--- What is asked ---
Each entry below is to be given again word for word, with no pictures.
>> Begin Provided data
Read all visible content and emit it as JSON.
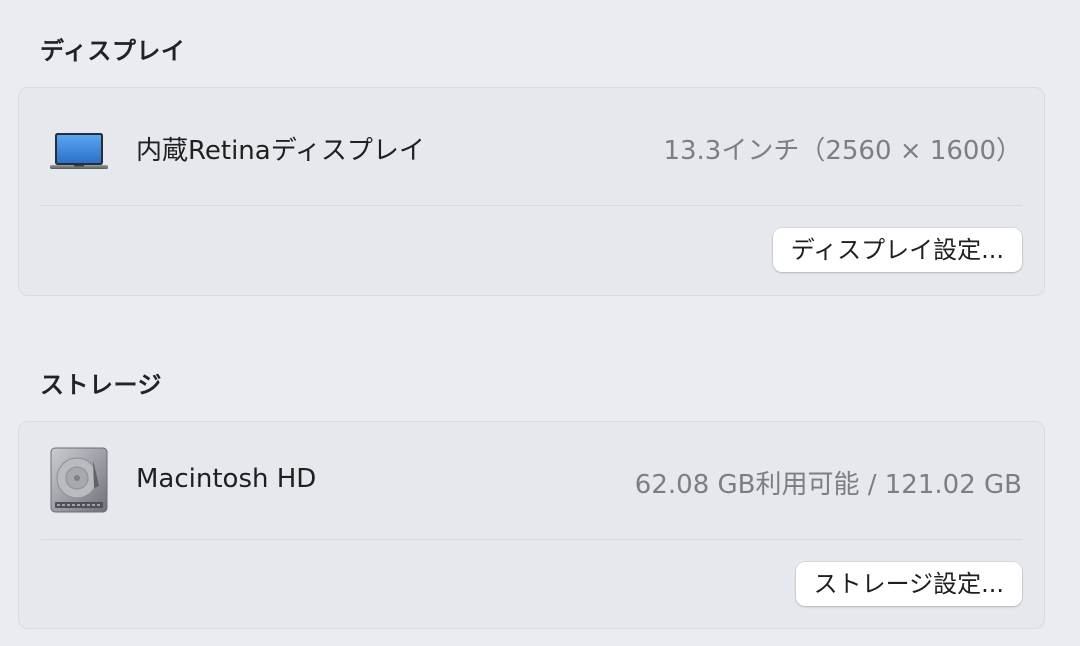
{
  "display_section": {
    "title": "ディスプレイ",
    "item": {
      "name": "内蔵Retinaディスプレイ",
      "value": "13.3インチ（2560 × 1600）",
      "icon": "laptop-icon"
    },
    "button_label": "ディスプレイ設定..."
  },
  "storage_section": {
    "title": "ストレージ",
    "item": {
      "name": "Macintosh HD",
      "value": "62.08 GB利用可能 / 121.02 GB",
      "icon": "hard-drive-icon"
    },
    "button_label": "ストレージ設定..."
  },
  "colors": {
    "background": "#e9ecf0",
    "card": "#e5e8ec",
    "secondary_text": "#7b7e84",
    "button": "#ffffff"
  }
}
>> End Provided data
--- Result ---
Read all visible content and emit it as JSON.
{
  "display_section": {
    "title": "ディスプレイ",
    "item": {
      "name": "内蔵Retinaディスプレイ",
      "value": "13.3インチ（2560 × 1600）",
      "icon": "laptop-icon"
    },
    "button_label": "ディスプレイ設定..."
  },
  "storage_section": {
    "title": "ストレージ",
    "item": {
      "name": "Macintosh HD",
      "value": "62.08 GB利用可能 / 121.02 GB",
      "icon": "hard-drive-icon"
    },
    "button_label": "ストレージ設定..."
  },
  "colors": {
    "background": "#e9ecf0",
    "card": "#e5e8ec",
    "secondary_text": "#7b7e84",
    "button": "#ffffff"
  }
}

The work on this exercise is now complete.